> [TO BE DONE]: Look through the listing below and give the number of lines that hold "Яшка". Say nothing more.

[start of DATA RECORDS]

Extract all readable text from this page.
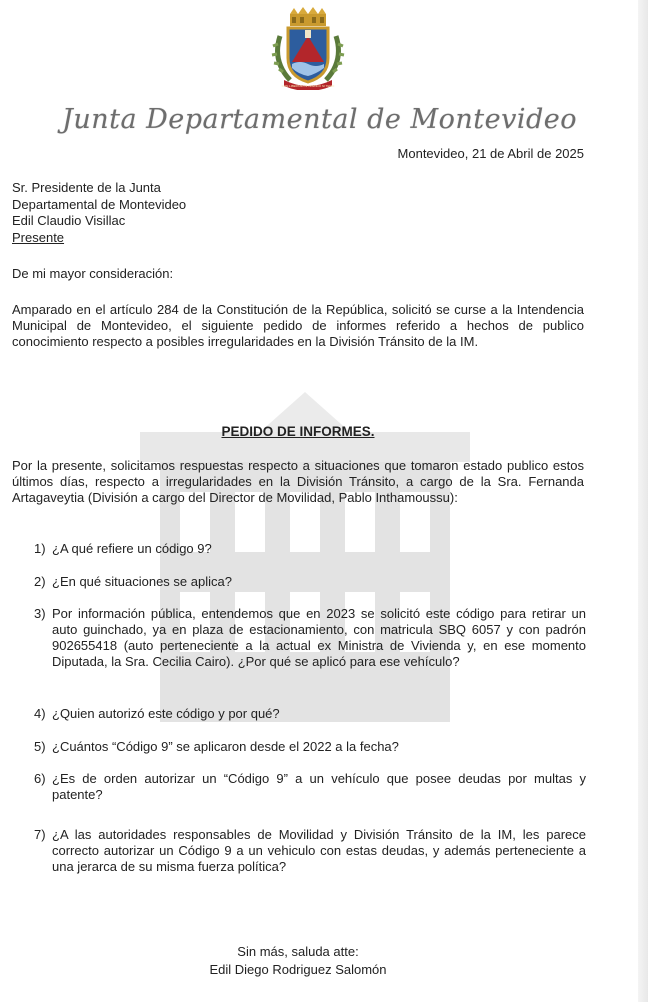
CON LIBERTAD NI OFENDO NI TEMO
Junta Departamental de Montevideo
Montevideo, 21 de Abril de 2025
Sr. Presidente de la Junta
Departamental de Montevideo
Edil Claudio Visillac
Presente
De mi mayor consideración:
Amparado en el artículo 284 de la Constitución de la República, solicitó se curse a la Intendencia Municipal de Montevideo, el siguiente pedido de informes referido a hechos de publico conocimiento respecto a posibles irregularidades en la División Tránsito de la IM.
PEDIDO DE INFORMES.
Por la presente, solicitamos respuestas respecto a situaciones que tomaron estado publico estos últimos días, respecto a irregularidades en la División Tránsito, a cargo de la Sra. Fernanda Artagaveytia (División a cargo del Director de Movilidad, Pablo Inthamoussu):
1) ¿A qué refiere un código 9?
2) ¿En qué situaciones se aplica?
3) Por información pública, entendemos que en 2023 se solicitó este código para retirar un auto guinchado, ya en plaza de estacionamiento, con matricula SBQ 6057 y con padrón 902655418 (auto perteneciente a la actual ex Ministra de Vivienda y, en ese momento Diputada, la Sra. Cecilia Cairo). ¿Por qué se aplicó para ese vehículo?
4) ¿Quien autorizó este código y por qué?
5) ¿Cuántos “Código 9” se aplicaron desde el 2022 a la fecha?
6) ¿Es de orden autorizar un “Código 9” a un vehículo que posee deudas por multas y patente?
7) ¿A las autoridades responsables de Movilidad y División Tránsito de la IM, les parece correcto autorizar un Código 9 a un vehiculo con estas deudas, y además perteneciente a una jerarca de su misma fuerza política?
Sin más, saluda atte:
Edil Diego Rodriguez Salomón
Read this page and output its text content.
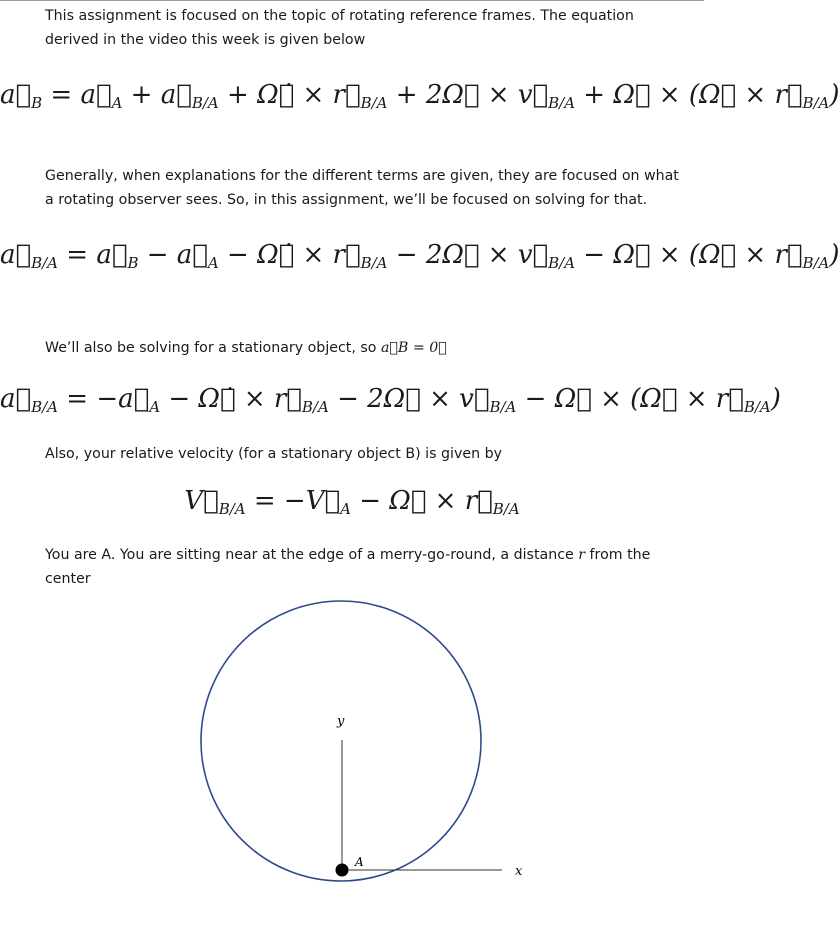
This assignment is focused on the topic of rotating reference frames. The equation derived in the video this week is given below

$a⃗_B$ = $a⃗_A$ + $a⃗_{B/A}$ + Ω⃗̇ × $r⃗_{B/A}$ + 2Ω⃗ × $v⃗_{B/A}$ + Ω⃗ × (Ω⃗ × $r⃗_{B/A}$)

Generally, when explanations for the different terms are given, they are focused on what a rotating observer sees. So, in this assignment, we’ll be focused on solving for that.

$a⃗_{B/A}$ = $a⃗_B$ − $a⃗_A$ − Ω⃗̇ × $r⃗_{B/A}$ − 2Ω⃗ × $v⃗_{B/A}$ − Ω⃗ × (Ω⃗ × $r⃗_{B/A}$)

We’ll also be solving for a stationary object, so a⃗B = 0⃗

$a⃗_{B/A}$ = $-a⃗_A$ − Ω⃗̇ × $r⃗_{B/A}$ − 2Ω⃗ × $v⃗_{B/A}$ − Ω⃗ × (Ω⃗ × $r⃗_{B/A}$)

Also, your relative velocity (for a stationary object B) is given by

$V⃗_{B/A}$ = $-V⃗_A$ − Ω⃗ × $r⃗_{B/A}$

You are A. You are sitting near at the edge of a merry-go-round, a distance r from the center

y
x
A
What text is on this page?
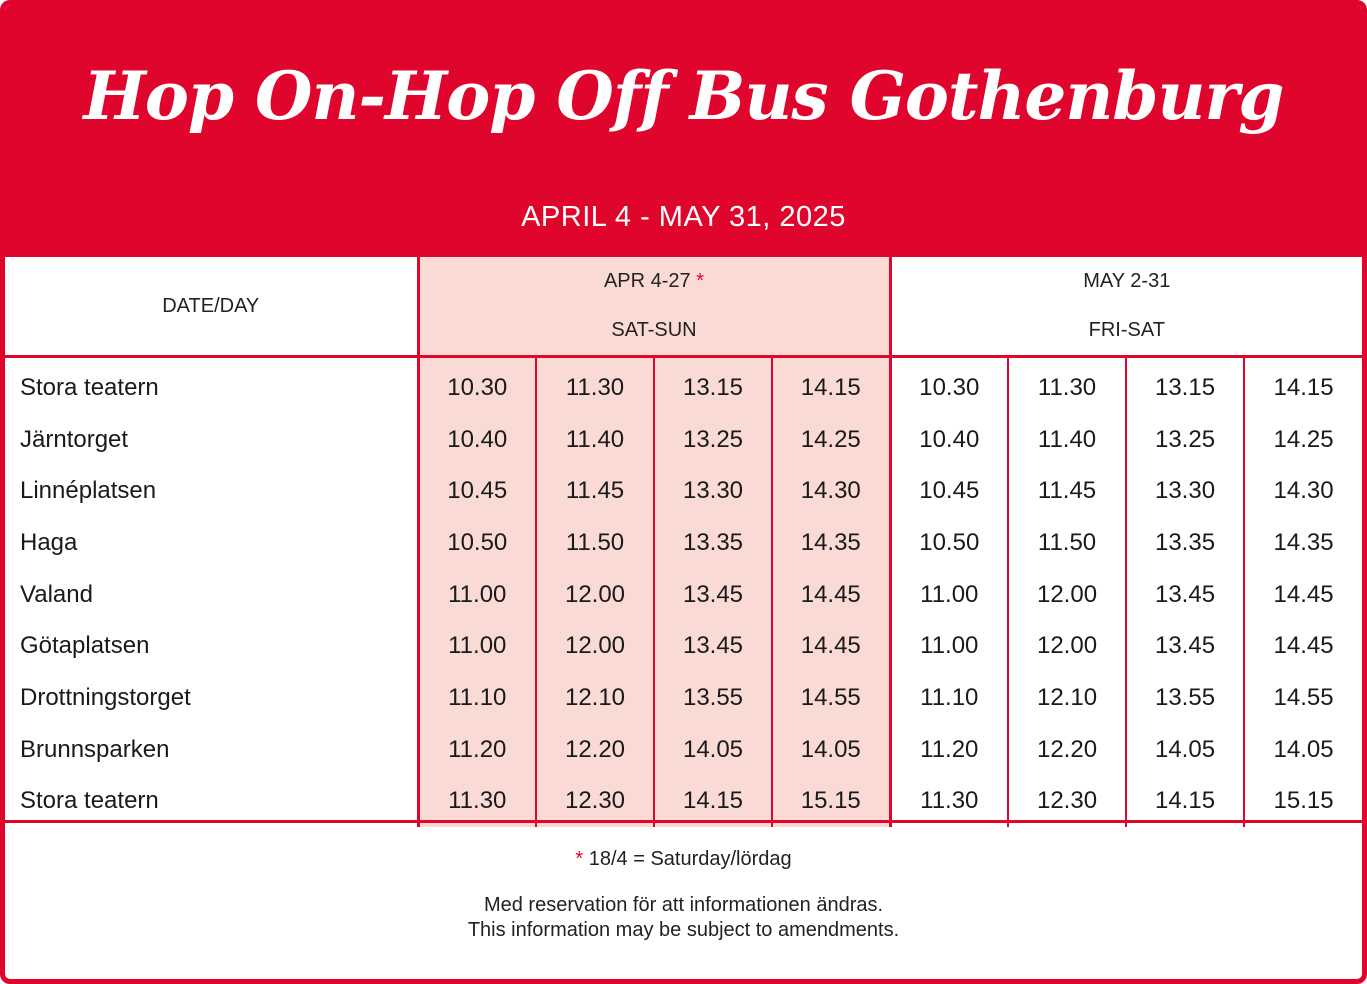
Hop On-Hop Off Bus Gothenburg
APRIL 4 - MAY 31, 2025
DATE/DAY	APR 4-27 *				MAY 2-31			
	SAT-SUN				FRI-SAT			
Stora teatern	10.30	11.30	13.15	14.15	10.30	11.30	13.15	14.15
Järntorget	10.40	11.40	13.25	14.25	10.40	11.40	13.25	14.25
Linnéplatsen	10.45	11.45	13.30	14.30	10.45	11.45	13.30	14.30
Haga	10.50	11.50	13.35	14.35	10.50	11.50	13.35	14.35
Valand	11.00	12.00	13.45	14.45	11.00	12.00	13.45	14.45
Götaplatsen	11.00	12.00	13.45	14.45	11.00	12.00	13.45	14.45
Drottningstorget	11.10	12.10	13.55	14.55	11.10	12.10	13.55	14.55
Brunnsparken	11.20	12.20	14.05	14.05	11.20	12.20	14.05	14.05
Stora teatern	11.30	12.30	14.15	15.15	11.30	12.30	14.15	15.15
* 18/4 = Saturday/lördag
Med reservation för att informationen ändras.
This information may be subject to amendments.
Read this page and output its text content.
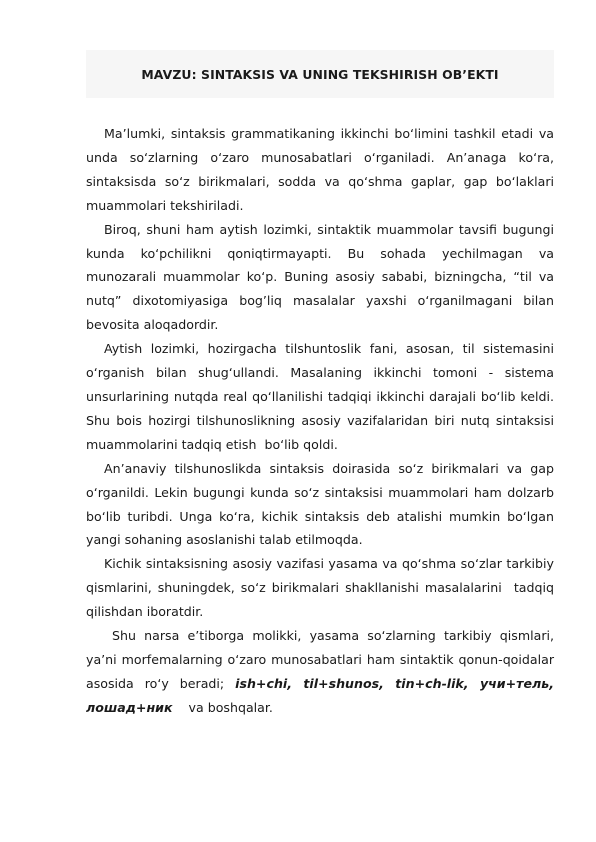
MAVZU: SINTAKSIS VA UNING TEKSHIRISH OB’EKTI

Ma’lumki, sintaksis grammatikaning ikkinchi bo‘limini tashkil etadi va unda so‘zlarning o‘zaro munosabatlari o‘rganiladi. An’anaga ko‘ra, sintaksisda so‘z birikmalari, sodda va qo‘shma gaplar, gap bo‘laklari muammolari tekshiriladi.

Biroq, shuni ham aytish lozimki, sintaktik muammolar tavsifi bugungi kunda ko‘pchilikni qoniqtirmayapti. Bu sohada yechilmagan va munozarali muammolar ko‘p. Buning asosiy sababi, bizningcha, “til va nutq” dixotomiyasiga bog’liq masalalar yaxshi o‘rganilmagani bilan bevosita aloqadordir.

Aytish lozimki, hozirgacha tilshuntoslik fani, asosan, til sistemasini o‘rganish bilan shug‘ullandi. Masalaning ikkinchi tomoni - sistema unsurlarining nutqda real qo‘llanilishi tadqiqi ikkinchi darajali bo‘lib keldi. Shu bois hozirgi tilshunoslikning asosiy vazifalaridan biri nutq sintaksisi  muammolarini tadqiq etish  bo‘lib qoldi.

An’anaviy tilshunoslikda sintaksis doirasida so‘z birikmalari va gap o‘rganildi. Lekin bugungi kunda so‘z sintaksisi muammolari ham dolzarb bo‘lib turibdi. Unga ko‘ra, kichik sintaksis deb atalishi mumkin bo‘lgan yangi sohaning asoslanishi talab etilmoqda.

Kichik sintaksisning asosiy vazifasi yasama va qo‘shma so‘zlar tarkibiy qismlarini, shuningdek, so‘z birikmalari shakllanishi masalalarini  tadqiq qilishdan iboratdir.

Shu narsa e’tiborga molikki, yasama so‘zlarning tarkibiy qismlari, ya’ni morfemalarning o‘zaro munosabatlari ham sintaktik qonun-qoidalar asosida ro‘y beradi; ish+chi, til+shunos, tin+ch-lik, учи+тель,  лошад+ник    va boshqalar.
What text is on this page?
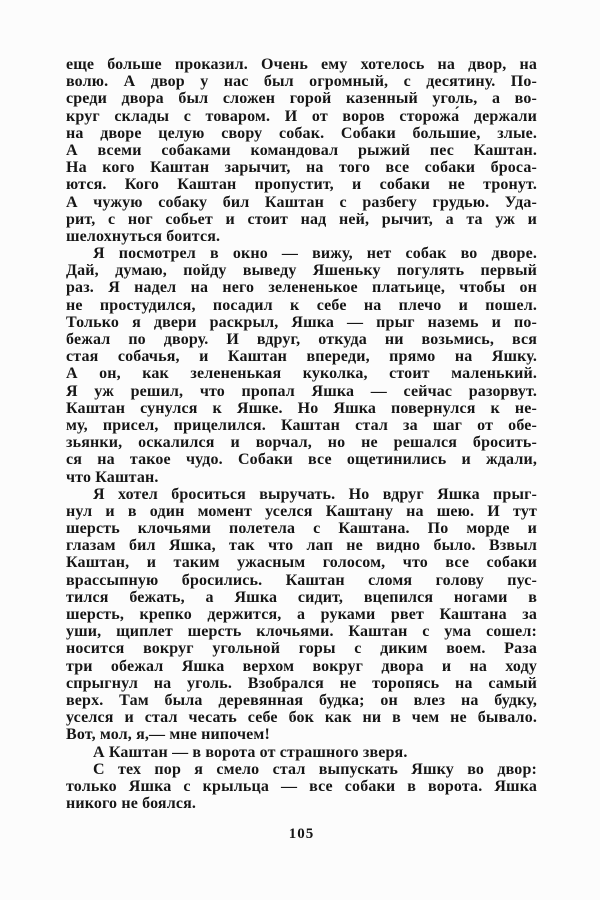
еще больше проказил. Очень ему хотелось на двор, на
волю. А двор у нас был огромный, с десятину. По-
среди двора был сложен горой казенный уголь, а во-
круг склады с товаром. И от воров сторожа́ держали
на дворе целую свору собак. Собаки большие, злые.
А всеми собаками командовал рыжий пес Каштан.
На кого Каштан зарычит, на того все собаки броса-
ются. Кого Каштан пропустит, и собаки не тронут.
А чужую собаку бил Каштан с разбегу грудью. Уда-
рит, с ног собьет и стоит над ней, рычит, а та уж и
шелохнуться боится.
Я посмотрел в окно — вижу, нет собак во дворе.
Дай, думаю, пойду выведу Яшеньку погулять первый
раз. Я надел на него зелененькое платьице, чтобы он
не простудился, посадил к себе на плечо и пошел.
Только я двери раскрыл, Яшка — прыг наземь и по-
бежал по двору. И вдруг, откуда ни возьмись, вся
стая собачья, и Каштан впереди, прямо на Яшку.
А он, как зелененькая куколка, стоит маленький.
Я уж решил, что пропал Яшка — сейчас разорвут.
Каштан сунулся к Яшке. Но Яшка повернулся к не-
му, присел, прицелился. Каштан стал за шаг от обе-
зьянки, оскалился и ворчал, но не решался бросить-
ся на такое чудо. Собаки все ощетинились и ждали,
что Каштан.
Я хотел броситься выручать. Но вдруг Яшка прыг-
нул и в один момент уселся Каштану на шею. И тут
шерсть клочьями полетела с Каштана. По морде и
глазам бил Яшка, так что лап не видно было. Взвыл
Каштан, и таким ужасным голосом, что все собаки
врассыпную бросились. Каштан сломя голову пус-
тился бежать, а Яшка сидит, вцепился ногами в
шерсть, крепко держится, а руками рвет Каштана за
уши, щиплет шерсть клочьями. Каштан с ума сошел:
носится вокруг угольной горы с диким воем. Раза
три обежал Яшка верхом вокруг двора и на ходу
спрыгнул на уголь. Взобрался не торопясь на самый
верх. Там была деревянная будка; он влез на будку,
уселся и стал чесать себе бок как ни в чем не бывало.
Вот, мол, я,— мне нипочем!
А Каштан — в ворота от страшного зверя.
С тех пор я смело стал выпускать Яшку во двор:
только Яшка с крыльца — все собаки в ворота. Яшка
никого не боялся.
105
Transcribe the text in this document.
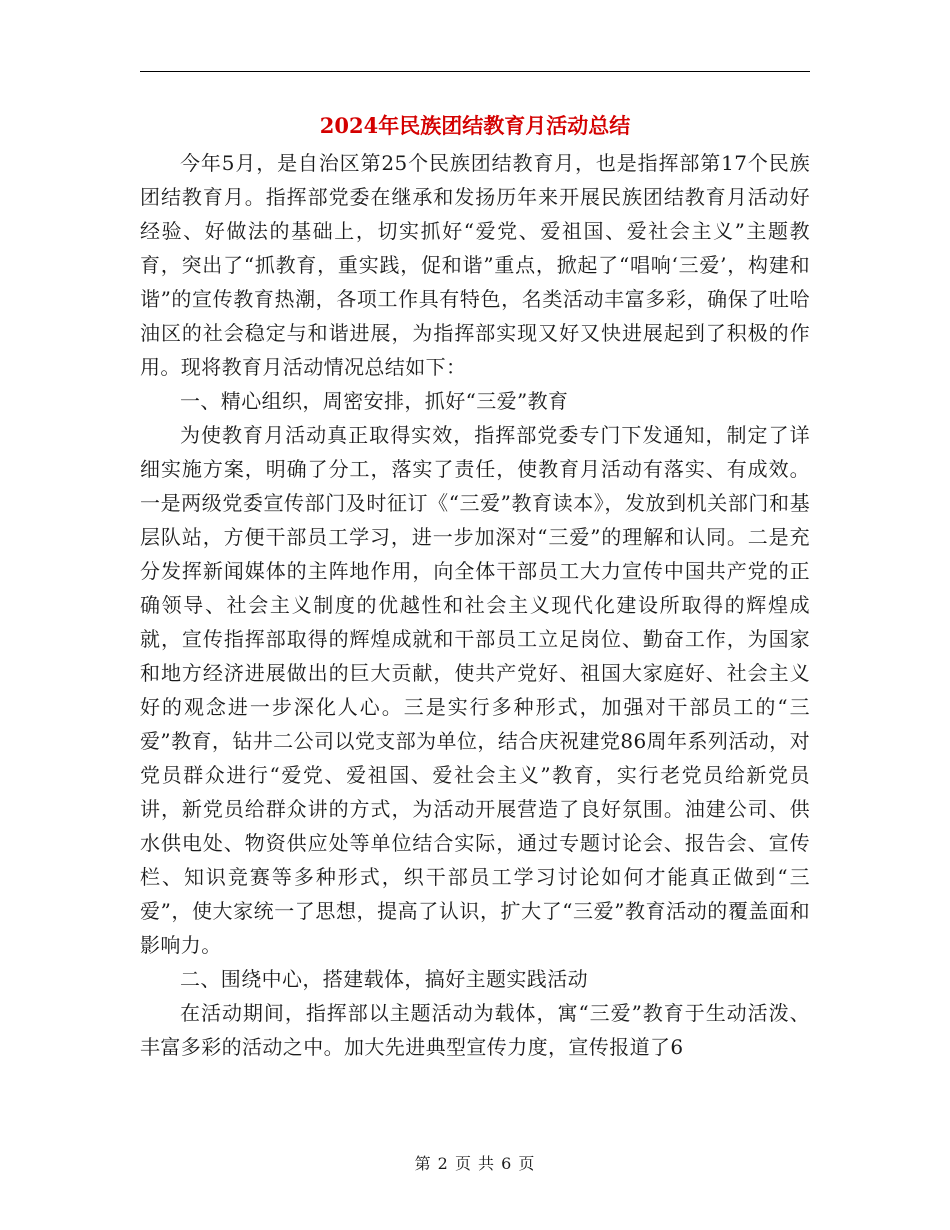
2024年民族团结教育月活动总结

今年5月，是自治区第25个民族团结教育月，也是指挥部第17个民族团结教育月。指挥部党委在继承和发扬历年来开展民族团结教育月活动好经验、好做法的基础上，切实抓好“爱党、爱祖国、爱社会主义”主题教育，突出了“抓教育，重实践，促和谐”重点，掀起了“唱响‘三爱’，构建和谐”的宣传教育热潮，各项工作具有特色，名类活动丰富多彩，确保了吐哈油区的社会稳定与和谐进展，为指挥部实现又好又快进展起到了积极的作用。现将教育月活动情况总结如下：

一、精心组织，周密安排，抓好“三爱”教育

为使教育月活动真正取得实效，指挥部党委专门下发通知，制定了详细实施方案，明确了分工，落实了责任，使教育月活动有落实、有成效。一是两级党委宣传部门及时征订《“三爱”教育读本》，发放到机关部门和基层队站，方便干部员工学习，进一步加深对“三爱”的理解和认同。二是充分发挥新闻媒体的主阵地作用，向全体干部员工大力宣传中国共产党的正确领导、社会主义制度的优越性和社会主义现代化建设所取得的辉煌成就，宣传指挥部取得的辉煌成就和干部员工立足岗位、勤奋工作，为国家和地方经济进展做出的巨大贡献，使共产党好、祖国大家庭好、社会主义好的观念进一步深化人心。三是实行多种形式，加强对干部员工的“三爱”教育，钻井二公司以党支部为单位，结合庆祝建党86周年系列活动，对党员群众进行“爱党、爱祖国、爱社会主义”教育，实行老党员给新党员讲，新党员给群众讲的方式，为活动开展营造了良好氛围。油建公司、供水供电处、物资供应处等单位结合实际，通过专题讨论会、报告会、宣传栏、知识竞赛等多种形式，织干部员工学习讨论如何才能真正做到“三爱”，使大家统一了思想，提高了认识，扩大了“三爱”教育活动的覆盖面和影响力。

二、围绕中心，搭建载体，搞好主题实践活动

在活动期间，指挥部以主题活动为载体，寓“三爱”教育于生动活泼、丰富多彩的活动之中。加大先进典型宣传力度，宣传报道了6

第 2 页 共 6 页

[end of DATA RECORDS]

> [THE SOLUTION]: 8